## Extracted information
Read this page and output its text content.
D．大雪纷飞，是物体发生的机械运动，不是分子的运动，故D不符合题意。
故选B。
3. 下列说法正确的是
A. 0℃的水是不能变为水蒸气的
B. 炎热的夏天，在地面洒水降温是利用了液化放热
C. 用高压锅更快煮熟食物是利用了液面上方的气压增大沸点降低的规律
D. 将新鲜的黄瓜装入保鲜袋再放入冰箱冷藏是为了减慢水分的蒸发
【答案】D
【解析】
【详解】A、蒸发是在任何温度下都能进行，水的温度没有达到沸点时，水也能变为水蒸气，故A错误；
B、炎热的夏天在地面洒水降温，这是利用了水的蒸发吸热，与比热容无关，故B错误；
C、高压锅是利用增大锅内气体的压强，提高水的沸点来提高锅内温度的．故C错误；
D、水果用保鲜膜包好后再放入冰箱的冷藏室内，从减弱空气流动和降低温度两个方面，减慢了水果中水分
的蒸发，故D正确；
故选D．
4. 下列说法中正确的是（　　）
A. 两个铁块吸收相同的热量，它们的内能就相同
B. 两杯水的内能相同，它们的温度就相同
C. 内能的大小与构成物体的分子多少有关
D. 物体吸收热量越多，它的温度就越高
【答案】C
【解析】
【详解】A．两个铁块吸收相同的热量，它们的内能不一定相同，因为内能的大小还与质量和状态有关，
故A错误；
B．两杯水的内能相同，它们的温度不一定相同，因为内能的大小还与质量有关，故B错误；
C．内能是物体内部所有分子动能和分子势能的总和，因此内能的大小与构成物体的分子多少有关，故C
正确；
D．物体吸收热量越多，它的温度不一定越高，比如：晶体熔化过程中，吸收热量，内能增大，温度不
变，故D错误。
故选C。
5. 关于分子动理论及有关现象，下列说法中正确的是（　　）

## Task to complete
Go through the records above and copy every line with the word "两杯水的内能相同".

## Result of this exercise
B. 两杯水的内能相同，它们的温度就相同
B．两杯水的内能相同，它们的温度不一定相同，因为内能的大小还与质量有关，故B错误；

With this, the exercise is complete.